→ **Task to complete**:
List each line holding the string "this".

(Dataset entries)
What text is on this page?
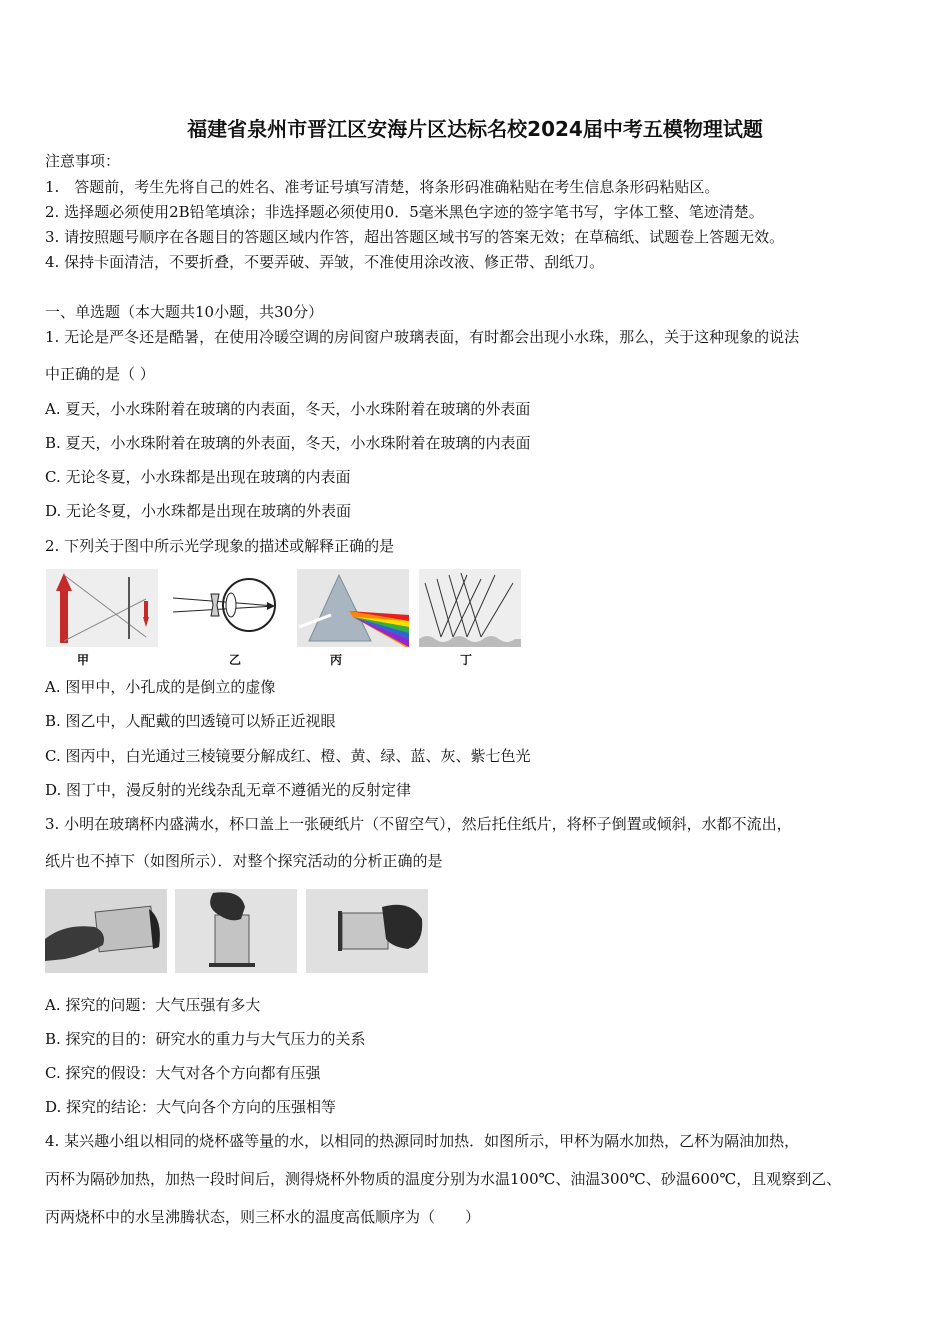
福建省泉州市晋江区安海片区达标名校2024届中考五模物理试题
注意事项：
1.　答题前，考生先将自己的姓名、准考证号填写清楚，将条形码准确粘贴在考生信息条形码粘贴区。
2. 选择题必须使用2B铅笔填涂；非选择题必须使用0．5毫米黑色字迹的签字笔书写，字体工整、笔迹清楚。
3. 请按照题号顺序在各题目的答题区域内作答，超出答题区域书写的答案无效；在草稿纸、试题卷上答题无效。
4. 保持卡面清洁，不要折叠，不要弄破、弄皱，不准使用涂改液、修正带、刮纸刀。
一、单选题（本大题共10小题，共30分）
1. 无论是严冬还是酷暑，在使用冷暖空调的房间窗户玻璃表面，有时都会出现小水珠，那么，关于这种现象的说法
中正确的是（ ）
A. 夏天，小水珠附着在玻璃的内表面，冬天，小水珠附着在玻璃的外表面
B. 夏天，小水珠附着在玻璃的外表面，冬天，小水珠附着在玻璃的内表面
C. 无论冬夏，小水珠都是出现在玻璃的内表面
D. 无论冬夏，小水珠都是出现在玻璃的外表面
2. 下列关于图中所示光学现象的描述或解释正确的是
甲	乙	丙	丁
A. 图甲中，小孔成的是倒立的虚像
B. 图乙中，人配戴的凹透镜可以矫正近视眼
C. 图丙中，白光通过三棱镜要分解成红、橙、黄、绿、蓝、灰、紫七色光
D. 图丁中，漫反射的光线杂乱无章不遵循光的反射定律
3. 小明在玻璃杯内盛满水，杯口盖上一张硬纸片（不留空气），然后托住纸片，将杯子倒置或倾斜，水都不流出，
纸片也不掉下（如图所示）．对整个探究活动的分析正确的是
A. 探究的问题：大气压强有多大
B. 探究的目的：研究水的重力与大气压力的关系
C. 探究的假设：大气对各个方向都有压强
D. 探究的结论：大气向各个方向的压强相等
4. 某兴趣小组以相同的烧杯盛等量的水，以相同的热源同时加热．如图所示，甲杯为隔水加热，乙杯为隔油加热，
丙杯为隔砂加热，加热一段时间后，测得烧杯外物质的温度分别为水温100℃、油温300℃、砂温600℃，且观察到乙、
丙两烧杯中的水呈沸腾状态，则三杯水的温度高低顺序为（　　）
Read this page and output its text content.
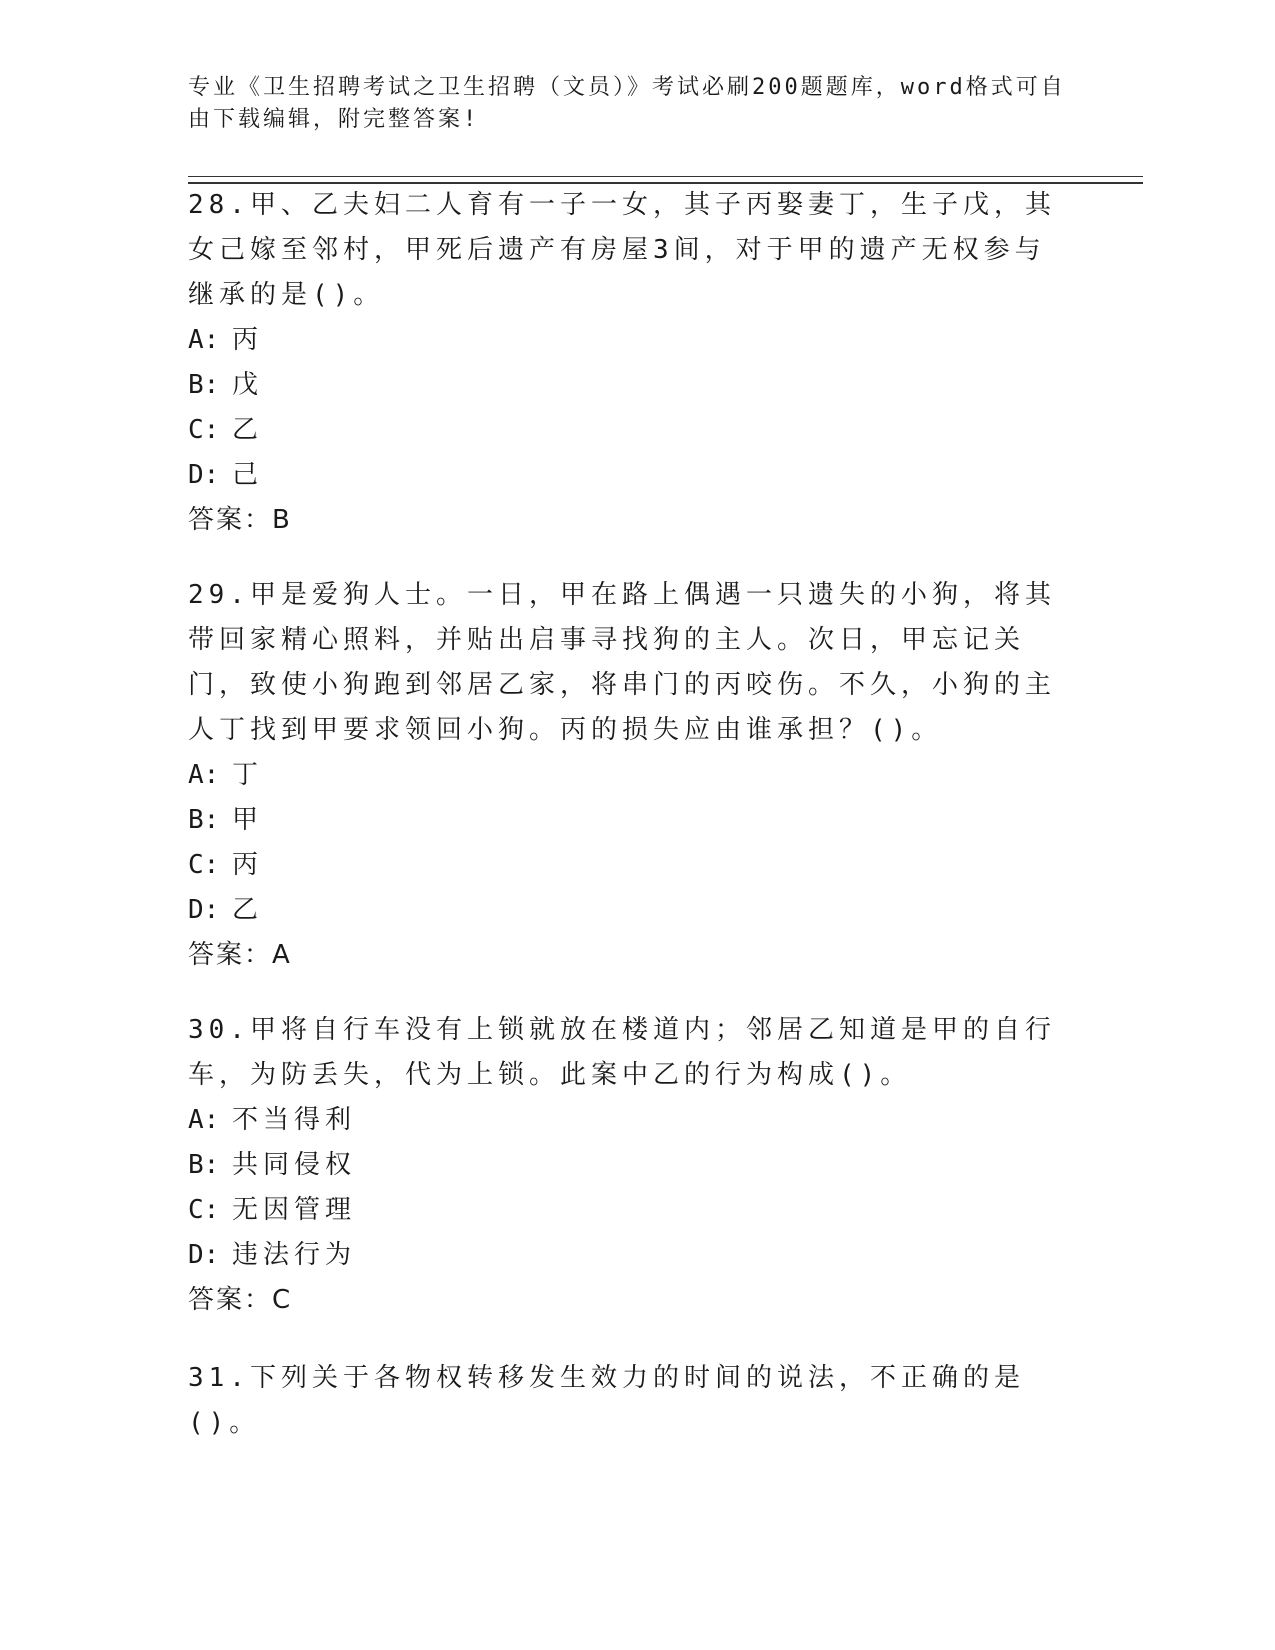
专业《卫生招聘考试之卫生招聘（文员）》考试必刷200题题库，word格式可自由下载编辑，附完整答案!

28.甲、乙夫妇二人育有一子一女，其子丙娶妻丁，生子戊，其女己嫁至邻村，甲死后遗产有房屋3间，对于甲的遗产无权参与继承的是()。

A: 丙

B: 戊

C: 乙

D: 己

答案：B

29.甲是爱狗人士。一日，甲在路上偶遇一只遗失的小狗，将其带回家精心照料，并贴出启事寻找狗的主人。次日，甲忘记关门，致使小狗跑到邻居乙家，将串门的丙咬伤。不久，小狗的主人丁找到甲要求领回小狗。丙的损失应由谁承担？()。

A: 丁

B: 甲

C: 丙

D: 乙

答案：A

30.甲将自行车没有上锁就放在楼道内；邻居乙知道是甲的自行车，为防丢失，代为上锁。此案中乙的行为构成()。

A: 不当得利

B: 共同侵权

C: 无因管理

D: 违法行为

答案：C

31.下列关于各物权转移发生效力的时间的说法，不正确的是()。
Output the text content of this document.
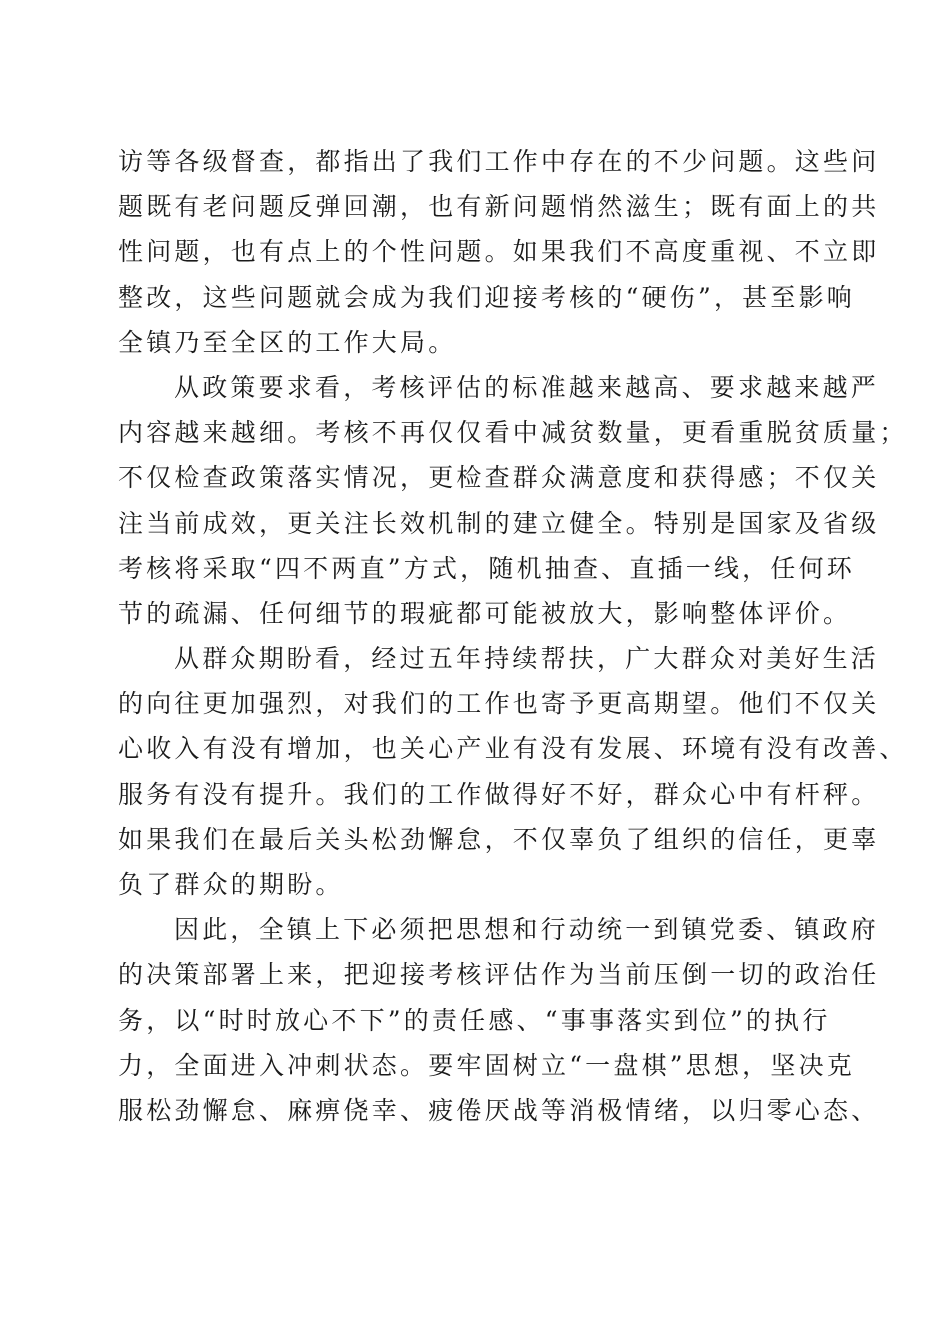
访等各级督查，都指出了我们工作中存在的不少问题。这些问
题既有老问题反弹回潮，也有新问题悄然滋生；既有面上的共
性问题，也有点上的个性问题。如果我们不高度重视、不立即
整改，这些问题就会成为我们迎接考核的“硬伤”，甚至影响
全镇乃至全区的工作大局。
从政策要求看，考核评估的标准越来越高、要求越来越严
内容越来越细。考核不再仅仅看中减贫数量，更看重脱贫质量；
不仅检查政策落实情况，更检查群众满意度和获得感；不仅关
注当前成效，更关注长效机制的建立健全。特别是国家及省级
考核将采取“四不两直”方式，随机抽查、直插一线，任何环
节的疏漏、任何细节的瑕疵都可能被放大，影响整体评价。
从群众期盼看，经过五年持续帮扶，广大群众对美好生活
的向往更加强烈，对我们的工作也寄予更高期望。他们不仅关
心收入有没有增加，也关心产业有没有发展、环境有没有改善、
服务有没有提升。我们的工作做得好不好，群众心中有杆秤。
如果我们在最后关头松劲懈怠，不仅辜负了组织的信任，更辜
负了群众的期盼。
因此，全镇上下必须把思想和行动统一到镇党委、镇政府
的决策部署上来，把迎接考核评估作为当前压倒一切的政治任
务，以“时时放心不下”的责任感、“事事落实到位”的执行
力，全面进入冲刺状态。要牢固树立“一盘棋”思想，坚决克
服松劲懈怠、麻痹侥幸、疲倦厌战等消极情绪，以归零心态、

→ **Exercise result**:
What text is on this page?
Read this page and output its text content.
Output the text content of this document.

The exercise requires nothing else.